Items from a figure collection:
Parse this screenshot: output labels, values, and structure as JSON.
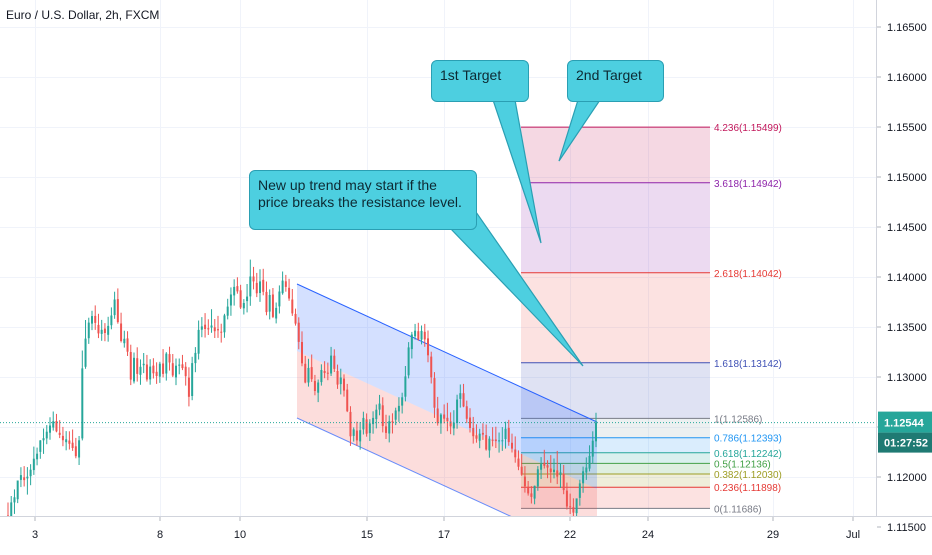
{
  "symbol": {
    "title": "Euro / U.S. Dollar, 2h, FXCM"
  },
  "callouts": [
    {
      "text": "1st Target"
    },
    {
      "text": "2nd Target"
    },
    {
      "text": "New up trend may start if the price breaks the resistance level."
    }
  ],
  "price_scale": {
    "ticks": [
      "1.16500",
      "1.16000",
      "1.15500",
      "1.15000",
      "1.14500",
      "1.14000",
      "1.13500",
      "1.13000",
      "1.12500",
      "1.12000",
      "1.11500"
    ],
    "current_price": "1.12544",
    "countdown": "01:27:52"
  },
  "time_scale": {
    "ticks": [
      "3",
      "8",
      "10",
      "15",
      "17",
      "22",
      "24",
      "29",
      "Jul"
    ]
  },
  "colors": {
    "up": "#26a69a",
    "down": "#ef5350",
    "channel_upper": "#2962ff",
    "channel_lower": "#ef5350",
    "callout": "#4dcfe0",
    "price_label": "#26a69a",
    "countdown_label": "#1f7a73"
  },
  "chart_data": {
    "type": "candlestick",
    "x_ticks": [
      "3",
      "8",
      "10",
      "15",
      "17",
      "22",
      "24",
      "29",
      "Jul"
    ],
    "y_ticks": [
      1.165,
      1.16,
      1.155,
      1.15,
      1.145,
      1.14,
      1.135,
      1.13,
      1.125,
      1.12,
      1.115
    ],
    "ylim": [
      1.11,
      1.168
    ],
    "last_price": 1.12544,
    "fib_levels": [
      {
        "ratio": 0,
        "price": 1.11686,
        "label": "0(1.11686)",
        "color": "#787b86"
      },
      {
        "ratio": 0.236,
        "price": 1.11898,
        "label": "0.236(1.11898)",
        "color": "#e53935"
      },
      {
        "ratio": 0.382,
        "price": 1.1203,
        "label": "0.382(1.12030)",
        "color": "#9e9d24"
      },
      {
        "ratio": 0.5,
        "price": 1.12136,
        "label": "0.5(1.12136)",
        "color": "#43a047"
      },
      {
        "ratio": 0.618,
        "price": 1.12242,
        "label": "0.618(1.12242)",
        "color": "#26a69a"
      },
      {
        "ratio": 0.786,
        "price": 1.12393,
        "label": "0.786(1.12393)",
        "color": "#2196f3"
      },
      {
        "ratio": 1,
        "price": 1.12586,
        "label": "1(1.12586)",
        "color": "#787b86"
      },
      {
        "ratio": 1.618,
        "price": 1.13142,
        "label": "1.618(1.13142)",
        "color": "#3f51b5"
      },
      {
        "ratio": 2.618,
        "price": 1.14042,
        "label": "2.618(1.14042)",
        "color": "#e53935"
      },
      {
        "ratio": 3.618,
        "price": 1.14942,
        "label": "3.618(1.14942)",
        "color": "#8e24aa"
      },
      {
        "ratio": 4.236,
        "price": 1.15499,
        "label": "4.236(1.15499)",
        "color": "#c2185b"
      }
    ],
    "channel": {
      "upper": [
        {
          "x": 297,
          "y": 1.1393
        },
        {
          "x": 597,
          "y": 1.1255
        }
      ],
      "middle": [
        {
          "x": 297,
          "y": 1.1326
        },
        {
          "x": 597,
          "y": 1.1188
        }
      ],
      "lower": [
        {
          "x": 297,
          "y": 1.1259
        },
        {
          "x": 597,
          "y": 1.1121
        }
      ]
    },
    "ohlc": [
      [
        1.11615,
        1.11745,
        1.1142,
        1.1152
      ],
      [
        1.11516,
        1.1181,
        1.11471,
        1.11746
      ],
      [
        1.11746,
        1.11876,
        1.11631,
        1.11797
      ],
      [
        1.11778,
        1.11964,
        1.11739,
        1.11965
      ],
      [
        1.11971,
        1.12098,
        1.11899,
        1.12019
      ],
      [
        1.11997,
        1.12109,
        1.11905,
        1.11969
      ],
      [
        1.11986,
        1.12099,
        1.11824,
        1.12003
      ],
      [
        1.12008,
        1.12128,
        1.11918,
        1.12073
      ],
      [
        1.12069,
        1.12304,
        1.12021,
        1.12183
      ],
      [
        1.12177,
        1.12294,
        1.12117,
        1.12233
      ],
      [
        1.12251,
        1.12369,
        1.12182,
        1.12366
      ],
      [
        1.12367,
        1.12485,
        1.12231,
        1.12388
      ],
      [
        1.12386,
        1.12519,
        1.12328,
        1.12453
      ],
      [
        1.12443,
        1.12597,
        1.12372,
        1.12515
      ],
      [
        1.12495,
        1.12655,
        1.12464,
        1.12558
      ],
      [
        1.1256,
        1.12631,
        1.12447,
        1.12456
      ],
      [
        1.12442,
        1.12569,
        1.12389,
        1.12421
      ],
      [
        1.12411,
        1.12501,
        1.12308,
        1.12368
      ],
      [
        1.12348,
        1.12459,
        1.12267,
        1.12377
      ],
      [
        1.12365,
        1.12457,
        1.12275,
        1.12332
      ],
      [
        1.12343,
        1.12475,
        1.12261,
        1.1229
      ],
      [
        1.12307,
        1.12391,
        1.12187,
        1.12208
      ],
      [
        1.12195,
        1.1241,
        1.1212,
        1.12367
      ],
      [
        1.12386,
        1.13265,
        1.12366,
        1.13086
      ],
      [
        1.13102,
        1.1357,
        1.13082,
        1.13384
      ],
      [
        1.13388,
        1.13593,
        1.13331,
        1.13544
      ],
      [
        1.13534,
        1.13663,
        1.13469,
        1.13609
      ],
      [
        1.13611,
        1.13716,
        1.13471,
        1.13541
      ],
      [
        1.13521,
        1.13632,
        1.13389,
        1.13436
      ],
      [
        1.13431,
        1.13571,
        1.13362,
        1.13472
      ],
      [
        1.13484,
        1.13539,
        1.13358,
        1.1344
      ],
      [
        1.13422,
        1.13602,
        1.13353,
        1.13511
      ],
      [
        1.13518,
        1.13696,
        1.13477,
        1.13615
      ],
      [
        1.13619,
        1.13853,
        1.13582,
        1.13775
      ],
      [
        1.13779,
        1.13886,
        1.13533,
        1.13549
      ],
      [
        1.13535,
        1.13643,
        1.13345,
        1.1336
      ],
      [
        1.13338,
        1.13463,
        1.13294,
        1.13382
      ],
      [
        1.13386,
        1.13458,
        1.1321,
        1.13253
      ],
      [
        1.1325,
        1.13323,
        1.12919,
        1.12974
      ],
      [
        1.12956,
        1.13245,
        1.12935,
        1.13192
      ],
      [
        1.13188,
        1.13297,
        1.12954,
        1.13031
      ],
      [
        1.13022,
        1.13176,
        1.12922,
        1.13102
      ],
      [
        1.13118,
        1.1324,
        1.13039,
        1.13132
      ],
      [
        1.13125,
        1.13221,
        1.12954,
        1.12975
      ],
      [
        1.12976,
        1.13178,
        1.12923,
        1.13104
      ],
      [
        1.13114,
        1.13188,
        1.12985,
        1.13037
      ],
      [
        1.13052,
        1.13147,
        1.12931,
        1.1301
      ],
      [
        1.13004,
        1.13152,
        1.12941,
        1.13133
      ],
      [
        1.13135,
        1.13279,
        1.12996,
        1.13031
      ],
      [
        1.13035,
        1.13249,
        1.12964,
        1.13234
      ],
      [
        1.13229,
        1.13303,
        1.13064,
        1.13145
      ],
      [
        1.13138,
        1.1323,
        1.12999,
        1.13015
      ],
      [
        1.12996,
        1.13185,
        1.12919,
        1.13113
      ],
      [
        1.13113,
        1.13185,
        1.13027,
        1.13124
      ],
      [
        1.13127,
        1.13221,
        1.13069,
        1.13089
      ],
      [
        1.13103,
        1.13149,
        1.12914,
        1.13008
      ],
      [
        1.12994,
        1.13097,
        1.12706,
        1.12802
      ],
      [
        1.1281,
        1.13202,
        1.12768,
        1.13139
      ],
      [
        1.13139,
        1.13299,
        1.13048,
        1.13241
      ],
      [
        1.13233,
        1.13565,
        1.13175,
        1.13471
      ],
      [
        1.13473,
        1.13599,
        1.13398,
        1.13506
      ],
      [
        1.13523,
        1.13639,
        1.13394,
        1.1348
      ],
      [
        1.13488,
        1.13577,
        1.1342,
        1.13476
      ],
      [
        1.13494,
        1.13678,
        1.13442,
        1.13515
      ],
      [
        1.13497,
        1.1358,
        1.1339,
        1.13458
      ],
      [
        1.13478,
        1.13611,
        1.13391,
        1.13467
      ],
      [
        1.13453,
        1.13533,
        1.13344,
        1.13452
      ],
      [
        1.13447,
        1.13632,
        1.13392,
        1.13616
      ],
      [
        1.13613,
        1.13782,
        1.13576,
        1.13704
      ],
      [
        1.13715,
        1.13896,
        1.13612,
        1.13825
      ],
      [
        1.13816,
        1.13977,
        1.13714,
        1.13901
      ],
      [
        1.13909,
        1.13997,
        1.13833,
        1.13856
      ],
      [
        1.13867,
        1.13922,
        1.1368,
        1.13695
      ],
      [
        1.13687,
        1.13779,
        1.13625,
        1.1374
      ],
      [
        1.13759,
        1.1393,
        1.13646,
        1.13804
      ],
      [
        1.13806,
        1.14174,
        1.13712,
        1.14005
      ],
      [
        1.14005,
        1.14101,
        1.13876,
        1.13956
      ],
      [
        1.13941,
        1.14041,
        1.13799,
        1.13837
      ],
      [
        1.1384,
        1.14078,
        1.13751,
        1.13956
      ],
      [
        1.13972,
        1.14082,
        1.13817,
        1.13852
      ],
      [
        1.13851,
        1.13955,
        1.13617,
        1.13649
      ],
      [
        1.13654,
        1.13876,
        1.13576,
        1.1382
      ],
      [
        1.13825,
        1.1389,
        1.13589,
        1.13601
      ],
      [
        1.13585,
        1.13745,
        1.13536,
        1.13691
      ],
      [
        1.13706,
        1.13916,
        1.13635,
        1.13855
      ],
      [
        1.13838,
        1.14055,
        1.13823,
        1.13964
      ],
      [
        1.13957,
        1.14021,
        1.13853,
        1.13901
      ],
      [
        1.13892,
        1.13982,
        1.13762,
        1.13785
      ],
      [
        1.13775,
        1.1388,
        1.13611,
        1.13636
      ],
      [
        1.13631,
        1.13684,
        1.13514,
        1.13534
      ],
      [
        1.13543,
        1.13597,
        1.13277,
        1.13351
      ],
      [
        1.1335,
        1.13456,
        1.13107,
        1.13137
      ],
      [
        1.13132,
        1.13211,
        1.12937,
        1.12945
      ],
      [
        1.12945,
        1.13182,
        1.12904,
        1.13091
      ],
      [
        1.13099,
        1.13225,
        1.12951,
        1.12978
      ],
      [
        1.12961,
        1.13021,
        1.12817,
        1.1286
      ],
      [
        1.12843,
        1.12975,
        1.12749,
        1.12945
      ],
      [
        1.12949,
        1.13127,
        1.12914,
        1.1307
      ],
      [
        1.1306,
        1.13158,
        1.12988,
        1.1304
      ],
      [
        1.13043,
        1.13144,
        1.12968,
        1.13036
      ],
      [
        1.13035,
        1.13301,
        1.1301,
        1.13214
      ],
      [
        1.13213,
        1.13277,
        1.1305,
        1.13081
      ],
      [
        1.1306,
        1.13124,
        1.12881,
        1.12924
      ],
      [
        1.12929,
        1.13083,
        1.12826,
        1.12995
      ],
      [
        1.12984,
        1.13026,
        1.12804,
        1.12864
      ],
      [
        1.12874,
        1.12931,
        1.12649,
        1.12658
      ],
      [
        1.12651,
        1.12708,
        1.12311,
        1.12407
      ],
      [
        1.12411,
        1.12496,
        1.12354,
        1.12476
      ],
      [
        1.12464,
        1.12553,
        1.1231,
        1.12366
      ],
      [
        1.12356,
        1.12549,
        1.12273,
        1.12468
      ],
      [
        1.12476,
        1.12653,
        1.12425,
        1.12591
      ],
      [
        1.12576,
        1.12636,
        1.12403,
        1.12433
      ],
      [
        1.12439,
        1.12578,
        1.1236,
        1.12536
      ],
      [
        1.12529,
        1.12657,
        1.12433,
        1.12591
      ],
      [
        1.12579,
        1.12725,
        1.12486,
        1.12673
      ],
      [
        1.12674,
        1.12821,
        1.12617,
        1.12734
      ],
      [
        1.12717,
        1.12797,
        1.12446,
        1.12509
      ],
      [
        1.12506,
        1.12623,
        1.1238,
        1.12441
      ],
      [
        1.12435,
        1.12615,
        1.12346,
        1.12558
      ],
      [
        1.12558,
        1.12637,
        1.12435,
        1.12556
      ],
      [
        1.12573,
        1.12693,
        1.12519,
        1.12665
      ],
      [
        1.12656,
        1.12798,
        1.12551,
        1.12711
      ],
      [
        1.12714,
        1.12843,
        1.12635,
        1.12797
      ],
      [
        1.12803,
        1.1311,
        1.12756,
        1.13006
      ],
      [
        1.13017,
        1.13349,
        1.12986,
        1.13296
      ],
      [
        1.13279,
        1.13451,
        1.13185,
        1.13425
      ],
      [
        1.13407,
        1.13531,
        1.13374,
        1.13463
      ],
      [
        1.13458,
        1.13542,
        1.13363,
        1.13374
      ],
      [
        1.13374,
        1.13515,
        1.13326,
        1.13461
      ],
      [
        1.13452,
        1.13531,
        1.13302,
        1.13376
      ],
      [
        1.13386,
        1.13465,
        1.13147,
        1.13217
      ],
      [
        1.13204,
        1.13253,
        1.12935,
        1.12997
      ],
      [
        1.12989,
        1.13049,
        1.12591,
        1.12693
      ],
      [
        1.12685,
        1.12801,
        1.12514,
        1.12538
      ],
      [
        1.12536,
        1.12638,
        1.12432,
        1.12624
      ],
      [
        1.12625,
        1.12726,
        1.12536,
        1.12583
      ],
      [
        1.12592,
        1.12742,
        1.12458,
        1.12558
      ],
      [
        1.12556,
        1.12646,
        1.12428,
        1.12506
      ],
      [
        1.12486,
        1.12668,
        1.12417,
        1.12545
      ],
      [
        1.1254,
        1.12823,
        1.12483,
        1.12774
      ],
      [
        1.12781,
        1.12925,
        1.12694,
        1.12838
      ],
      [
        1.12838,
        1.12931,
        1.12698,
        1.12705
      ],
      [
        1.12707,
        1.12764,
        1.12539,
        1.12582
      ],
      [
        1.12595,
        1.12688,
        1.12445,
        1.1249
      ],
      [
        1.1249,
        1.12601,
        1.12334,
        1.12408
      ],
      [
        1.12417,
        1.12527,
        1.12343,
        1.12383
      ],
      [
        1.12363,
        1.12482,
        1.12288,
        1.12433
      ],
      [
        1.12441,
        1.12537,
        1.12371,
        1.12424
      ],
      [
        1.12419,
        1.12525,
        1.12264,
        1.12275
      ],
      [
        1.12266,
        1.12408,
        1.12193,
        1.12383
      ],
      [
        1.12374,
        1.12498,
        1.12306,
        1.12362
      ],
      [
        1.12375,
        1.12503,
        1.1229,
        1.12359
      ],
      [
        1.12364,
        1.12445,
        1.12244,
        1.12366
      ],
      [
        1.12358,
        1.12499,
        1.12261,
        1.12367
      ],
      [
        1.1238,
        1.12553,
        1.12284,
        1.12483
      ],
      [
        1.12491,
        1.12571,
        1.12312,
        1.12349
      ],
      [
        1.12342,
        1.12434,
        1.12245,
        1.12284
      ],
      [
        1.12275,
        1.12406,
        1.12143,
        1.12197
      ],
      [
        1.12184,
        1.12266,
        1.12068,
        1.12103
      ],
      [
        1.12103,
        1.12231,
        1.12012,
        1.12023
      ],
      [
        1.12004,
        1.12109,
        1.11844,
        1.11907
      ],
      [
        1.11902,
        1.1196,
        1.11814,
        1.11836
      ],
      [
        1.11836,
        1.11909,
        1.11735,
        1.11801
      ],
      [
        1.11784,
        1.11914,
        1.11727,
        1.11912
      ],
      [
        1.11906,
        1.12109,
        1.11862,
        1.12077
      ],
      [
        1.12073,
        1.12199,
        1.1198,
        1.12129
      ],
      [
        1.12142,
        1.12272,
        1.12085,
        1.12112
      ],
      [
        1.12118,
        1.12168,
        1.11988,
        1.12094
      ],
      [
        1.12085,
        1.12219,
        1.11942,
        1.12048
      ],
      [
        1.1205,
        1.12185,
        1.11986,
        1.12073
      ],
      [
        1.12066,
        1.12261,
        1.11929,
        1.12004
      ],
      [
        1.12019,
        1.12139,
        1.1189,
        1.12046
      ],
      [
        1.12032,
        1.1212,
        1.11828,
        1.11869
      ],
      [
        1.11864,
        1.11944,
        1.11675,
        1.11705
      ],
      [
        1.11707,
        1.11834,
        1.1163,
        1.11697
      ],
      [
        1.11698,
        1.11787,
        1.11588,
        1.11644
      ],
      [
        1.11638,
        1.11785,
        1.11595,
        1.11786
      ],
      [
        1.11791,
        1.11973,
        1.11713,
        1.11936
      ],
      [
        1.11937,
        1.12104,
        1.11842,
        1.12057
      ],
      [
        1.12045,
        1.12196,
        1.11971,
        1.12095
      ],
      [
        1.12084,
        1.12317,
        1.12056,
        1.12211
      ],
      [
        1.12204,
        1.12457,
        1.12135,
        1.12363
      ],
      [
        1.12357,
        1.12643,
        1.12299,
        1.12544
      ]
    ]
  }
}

Task description: List each line of the records that holds the string "text".

Exercise solution:
      "text": "1st Target"
      "text": "2nd Target"
      "text": "New up trend may start if the price breaks the resistance level."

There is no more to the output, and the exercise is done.